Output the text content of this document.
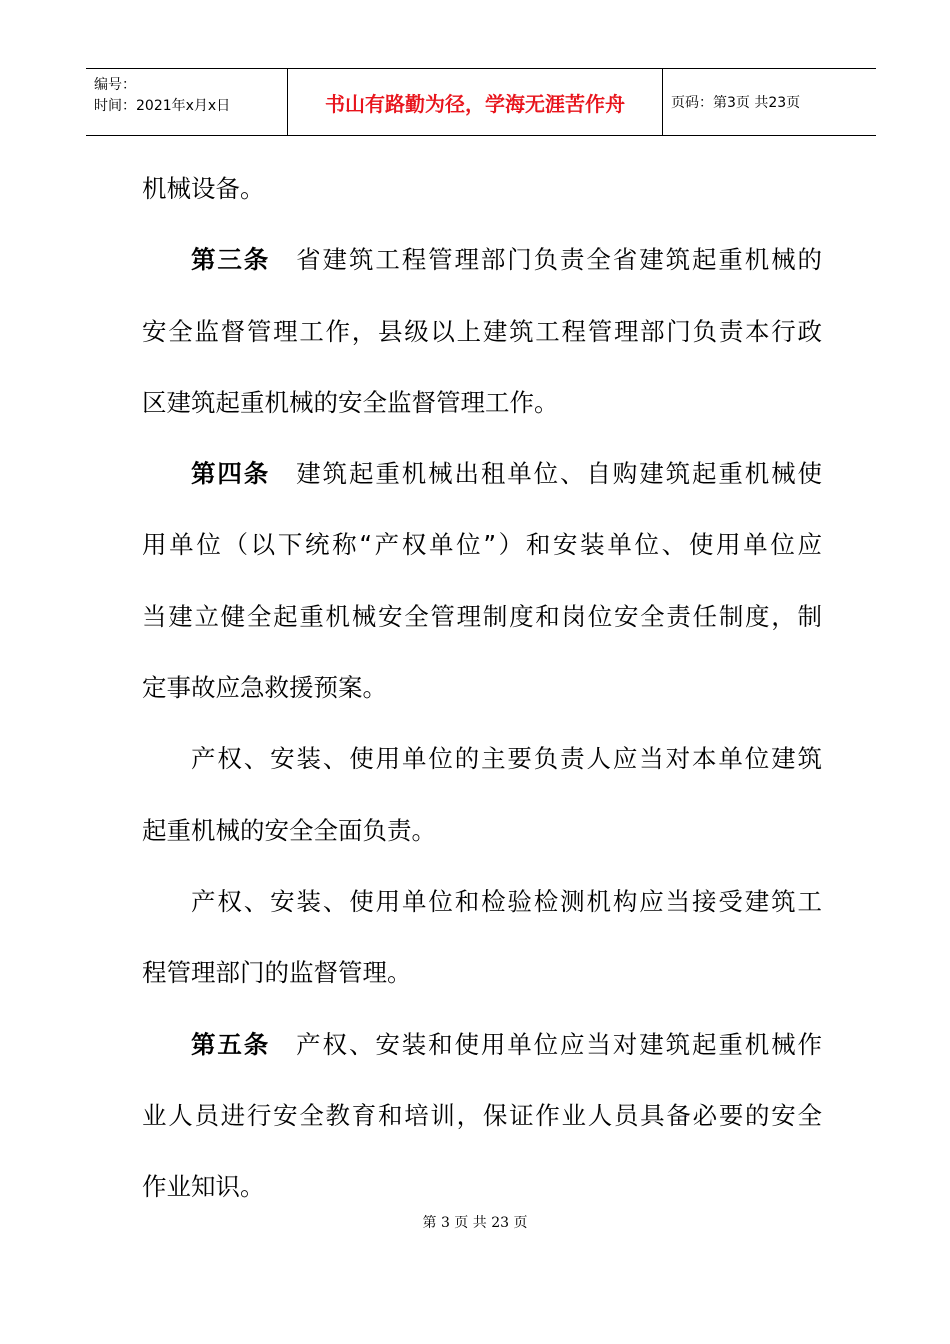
编号：
时间：2021年x月x日	书山有路勤为径，学海无涯苦作舟	页码：第3页 共23页
机械设备。
第三条 省建筑工程管理部门负责全省建筑起重机械的
安全监督管理工作，县级以上建筑工程管理部门负责本行政
区建筑起重机械的安全监督管理工作。
第四条 建筑起重机械出租单位、自购建筑起重机械使
用单位（以下统称“产权单位”）和安装单位、使用单位应
当建立健全起重机械安全管理制度和岗位安全责任制度，制
定事故应急救援预案。
产权、安装、使用单位的主要负责人应当对本单位建筑
起重机械的安全全面负责。
产权、安装、使用单位和检验检测机构应当接受建筑工
程管理部门的监督管理。
第五条 产权、安装和使用单位应当对建筑起重机械作
业人员进行安全教育和培训，保证作业人员具备必要的安全
作业知识。
第 3 页 共 23 页
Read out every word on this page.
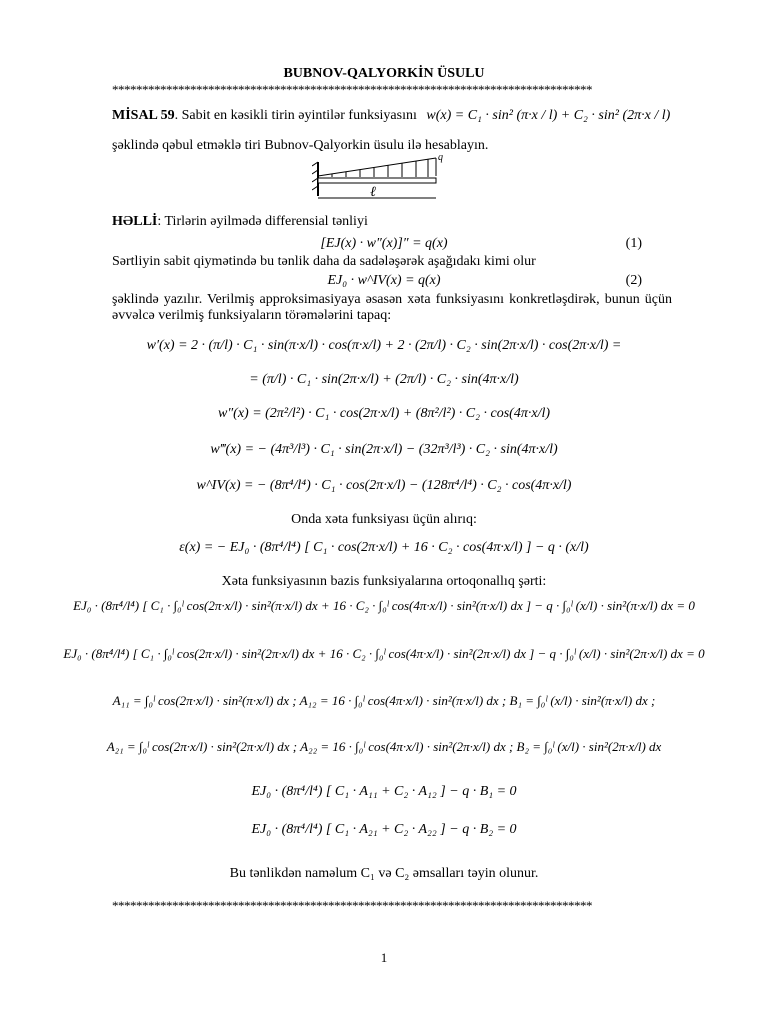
BUBNOV-QALYORKİN ÜSULU
********************************************************************************
MİSAL 59. Sabit en kəsikli tirin əyintilər funksiyasını w(x) = C₁ · sin² (π·x / l) + C₂ · sin² (2π·x / l)
şəklində qəbul etməklə tiri Bubnov-Qalyorkin üsulu ilə hesablayın.
q
ℓ
HƏLLİ: Tirlərin əyilmədə differensial tənliyi
[EJ(x) · w″(x)]″ = q(x)	(1)
Sərtliyin sabit qiymətində bu tənlik daha da sadələşərək aşağıdakı kimi olur
EJ₀ · w^IV(x) = q(x)	(2)
şəklində yazılır. Verilmiş approksimasiyaya əsasən xəta funksiyasını konkretləşdirək, bunun üçün əvvəlcə verilmiş funksiyaların törəmələrini tapaq:
w′(x) = 2 · (π/l) · C₁ · sin(π·x/l) · cos(π·x/l) + 2 · (2π/l) · C₂ · sin(2π·x/l) · cos(2π·x/l) =
= (π/l) · C₁ · sin(2π·x/l) + (2π/l) · C₂ · sin(4π·x/l)
w″(x) = (2π²/l²) · C₁ · cos(2π·x/l) + (8π²/l²) · C₂ · cos(4π·x/l)
w‴(x) = − (4π³/l³) · C₁ · sin(2π·x/l) − (32π³/l³) · C₂ · sin(4π·x/l)
w^IV(x) = − (8π⁴/l⁴) · C₁ · cos(2π·x/l) − (128π⁴/l⁴) · C₂ · cos(4π·x/l)
Onda xəta funksiyası üçün alırıq:
ε(x) = − EJ₀ · (8π⁴/l⁴) [ C₁ · cos(2π·x/l) + 16 · C₂ · cos(4π·x/l) ] − q · (x/l)
Xəta funksiyasının bazis funksiyalarına ortoqonallıq şərti:
EJ₀ · (8π⁴/l⁴) [ C₁ · ∫₀ˡ cos(2π·x/l) · sin²(π·x/l) dx + 16 · C₂ · ∫₀ˡ cos(4π·x/l) · sin²(π·x/l) dx ] − q · ∫₀ˡ (x/l) · sin²(π·x/l) dx = 0
EJ₀ · (8π⁴/l⁴) [ C₁ · ∫₀ˡ cos(2π·x/l) · sin²(2π·x/l) dx + 16 · C₂ · ∫₀ˡ cos(4π·x/l) · sin²(2π·x/l) dx ] − q · ∫₀ˡ (x/l) · sin²(2π·x/l) dx = 0
A₁₁ = ∫₀ˡ cos(2π·x/l) · sin²(π·x/l) dx ; A₁₂ = 16 · ∫₀ˡ cos(4π·x/l) · sin²(π·x/l) dx ; B₁ = ∫₀ˡ (x/l) · sin²(π·x/l) dx ;
A₂₁ = ∫₀ˡ cos(2π·x/l) · sin²(2π·x/l) dx ; A₂₂ = 16 · ∫₀ˡ cos(4π·x/l) · sin²(2π·x/l) dx ; B₂ = ∫₀ˡ (x/l) · sin²(2π·x/l) dx
EJ₀ · (8π⁴/l⁴) [ C₁ · A₁₁ + C₂ · A₁₂ ] − q · B₁ = 0
EJ₀ · (8π⁴/l⁴) [ C₁ · A₂₁ + C₂ · A₂₂ ] − q · B₂ = 0
Bu tənlikdən naməlum C₁ və C₂ əmsalları təyin olunur.
********************************************************************************
1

──────

(WHAT YOU WILL DO)
Transcribe the whole listing exactly. Pictures are excluded.

(CORRECT RESULT)
Output the text content of this document.
编号：
时间：2021年x月x日	书山有路勤为径，学海无涯苦作舟	页码：第3页 共23页
机械设备。
第三条 省建筑工程管理部门负责全省建筑起重机械的
安全监督管理工作，县级以上建筑工程管理部门负责本行政
区建筑起重机械的安全监督管理工作。
第四条 建筑起重机械出租单位、自购建筑起重机械使
用单位（以下统称“产权单位”）和安装单位、使用单位应
当建立健全起重机械安全管理制度和岗位安全责任制度，制
定事故应急救援预案。
产权、安装、使用单位的主要负责人应当对本单位建筑
起重机械的安全全面负责。
产权、安装、使用单位和检验检测机构应当接受建筑工
程管理部门的监督管理。
第五条 产权、安装和使用单位应当对建筑起重机械作
业人员进行安全教育和培训，保证作业人员具备必要的安全
作业知识。
第 3 页 共 23 页
Read out every word on this page.
BUBNOV-QALYORKİN ÜSULU
********************************************************************************
MİSAL 59. Sabit en kəsikli tirin əyintilər funksiyasını w(x) = C₁ · sin² (π·x / l) + C₂ · sin² (2π·x / l)
şəklində qəbul etməklə tiri Bubnov-Qalyorkin üsulu ilə hesablayın.
q
ℓ
HƏLLİ: Tirlərin əyilmədə differensial tənliyi
[EJ(x) · w″(x)]″ = q(x)	(1)
Sərtliyin sabit qiymətində bu tənlik daha da sadələşərək aşağıdakı kimi olur
EJ₀ · w^IV(x) = q(x)	(2)
şəklində yazılır. Verilmiş approksimasiyaya əsasən xəta funksiyasını konkretləşdirək, bunun üçün əvvəlcə verilmiş funksiyaların törəmələrini tapaq:
w′(x) = 2 · (π/l) · C₁ · sin(π·x/l) · cos(π·x/l) + 2 · (2π/l) · C₂ · sin(2π·x/l) · cos(2π·x/l) =
= (π/l) · C₁ · sin(2π·x/l) + (2π/l) · C₂ · sin(4π·x/l)
w″(x) = (2π²/l²) · C₁ · cos(2π·x/l) + (8π²/l²) · C₂ · cos(4π·x/l)
w‴(x) = − (4π³/l³) · C₁ · sin(2π·x/l) − (32π³/l³) · C₂ · sin(4π·x/l)
w^IV(x) = − (8π⁴/l⁴) · C₁ · cos(2π·x/l) − (128π⁴/l⁴) · C₂ · cos(4π·x/l)
Onda xəta funksiyası üçün alırıq:
ε(x) = − EJ₀ · (8π⁴/l⁴) [ C₁ · cos(2π·x/l) + 16 · C₂ · cos(4π·x/l) ] − q · (x/l)
Xəta funksiyasının bazis funksiyalarına ortoqonallıq şərti:
EJ₀ · (8π⁴/l⁴) [ C₁ · ∫₀ˡ cos(2π·x/l) · sin²(π·x/l) dx + 16 · C₂ · ∫₀ˡ cos(4π·x/l) · sin²(π·x/l) dx ] − q · ∫₀ˡ (x/l) · sin²(π·x/l) dx = 0
EJ₀ · (8π⁴/l⁴) [ C₁ · ∫₀ˡ cos(2π·x/l) · sin²(2π·x/l) dx + 16 · C₂ · ∫₀ˡ cos(4π·x/l) · sin²(2π·x/l) dx ] − q · ∫₀ˡ (x/l) · sin²(2π·x/l) dx = 0
A₁₁ = ∫₀ˡ cos(2π·x/l) · sin²(π·x/l) dx ; A₁₂ = 16 · ∫₀ˡ cos(4π·x/l) · sin²(π·x/l) dx ; B₁ = ∫₀ˡ (x/l) · sin²(π·x/l) dx ;
A₂₁ = ∫₀ˡ cos(2π·x/l) · sin²(2π·x/l) dx ; A₂₂ = 16 · ∫₀ˡ cos(4π·x/l) · sin²(2π·x/l) dx ; B₂ = ∫₀ˡ (x/l) · sin²(2π·x/l) dx
EJ₀ · (8π⁴/l⁴) [ C₁ · A₁₁ + C₂ · A₁₂ ] − q · B₁ = 0
EJ₀ · (8π⁴/l⁴) [ C₁ · A₂₁ + C₂ · A₂₂ ] − q · B₂ = 0
Bu tənlikdən naməlum C₁ və C₂ əmsalları təyin olunur.
********************************************************************************
1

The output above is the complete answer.